(begin)
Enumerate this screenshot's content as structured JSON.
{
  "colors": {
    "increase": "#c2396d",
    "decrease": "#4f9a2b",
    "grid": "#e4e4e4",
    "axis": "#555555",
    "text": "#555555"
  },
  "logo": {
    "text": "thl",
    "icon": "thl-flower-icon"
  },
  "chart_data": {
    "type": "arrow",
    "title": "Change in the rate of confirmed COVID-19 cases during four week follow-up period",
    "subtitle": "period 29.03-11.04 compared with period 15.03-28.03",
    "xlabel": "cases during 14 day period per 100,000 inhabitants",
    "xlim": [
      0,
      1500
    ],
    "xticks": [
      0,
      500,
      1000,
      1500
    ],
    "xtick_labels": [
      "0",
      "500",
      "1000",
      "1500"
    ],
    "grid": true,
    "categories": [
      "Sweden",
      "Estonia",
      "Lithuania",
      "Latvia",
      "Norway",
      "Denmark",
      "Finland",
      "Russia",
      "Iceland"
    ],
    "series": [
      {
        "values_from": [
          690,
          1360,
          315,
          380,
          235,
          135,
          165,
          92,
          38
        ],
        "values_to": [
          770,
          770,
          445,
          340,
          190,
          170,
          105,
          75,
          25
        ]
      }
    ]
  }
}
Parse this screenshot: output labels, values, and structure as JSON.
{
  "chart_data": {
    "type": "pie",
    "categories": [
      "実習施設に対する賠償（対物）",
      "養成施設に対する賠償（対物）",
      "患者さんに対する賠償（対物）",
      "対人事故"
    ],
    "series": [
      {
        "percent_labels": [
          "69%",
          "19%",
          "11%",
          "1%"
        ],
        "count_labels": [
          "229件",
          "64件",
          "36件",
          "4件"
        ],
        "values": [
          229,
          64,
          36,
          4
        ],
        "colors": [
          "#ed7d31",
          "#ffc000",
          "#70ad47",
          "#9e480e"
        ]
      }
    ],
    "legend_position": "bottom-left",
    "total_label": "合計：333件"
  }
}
(end)
Problem to work on →
Reproduce all the records precisely.

Solution to the exercise →
Enumerate this screenshot's content as structured JSON.
{
  "colors": {
    "increase": "#c2396d",
    "decrease": "#4f9a2b",
    "grid": "#e4e4e4",
    "axis": "#555555",
    "text": "#555555"
  },
  "logo": {
    "text": "thl",
    "icon": "thl-flower-icon"
  },
  "chart_data": {
    "type": "arrow",
    "title": "Change in the rate of confirmed COVID-19 cases during four week follow-up period",
    "subtitle": "period 29.03-11.04 compared with period 15.03-28.03",
    "xlabel": "cases during 14 day period per 100,000 inhabitants",
    "xlim": [
      0,
      1500
    ],
    "xticks": [
      0,
      500,
      1000,
      1500
    ],
    "xtick_labels": [
      "0",
      "500",
      "1000",
      "1500"
    ],
    "grid": true,
    "categories": [
      "Sweden",
      "Estonia",
      "Lithuania",
      "Latvia",
      "Norway",
      "Denmark",
      "Finland",
      "Russia",
      "Iceland"
    ],
    "series": [
      {
        "values_from": [
          690,
          1360,
          315,
          380,
          235,
          135,
          165,
          92,
          38
        ],
        "values_to": [
          770,
          770,
          445,
          340,
          190,
          170,
          105,
          75,
          25
        ]
      }
    ]
  }
}
Parse this screenshot: output labels, values, and structure as JSON.
{
  "chart_data": {
    "type": "pie",
    "categories": [
      "実習施設に対する賠償（対物）",
      "養成施設に対する賠償（対物）",
      "患者さんに対する賠償（対物）",
      "対人事故"
    ],
    "series": [
      {
        "percent_labels": [
          "69%",
          "19%",
          "11%",
          "1%"
        ],
        "count_labels": [
          "229件",
          "64件",
          "36件",
          "4件"
        ],
        "values": [
          229,
          64,
          36,
          4
        ],
        "colors": [
          "#ed7d31",
          "#ffc000",
          "#70ad47",
          "#9e480e"
        ]
      }
    ],
    "legend_position": "bottom-left",
    "total_label": "合計：333件"
  }
}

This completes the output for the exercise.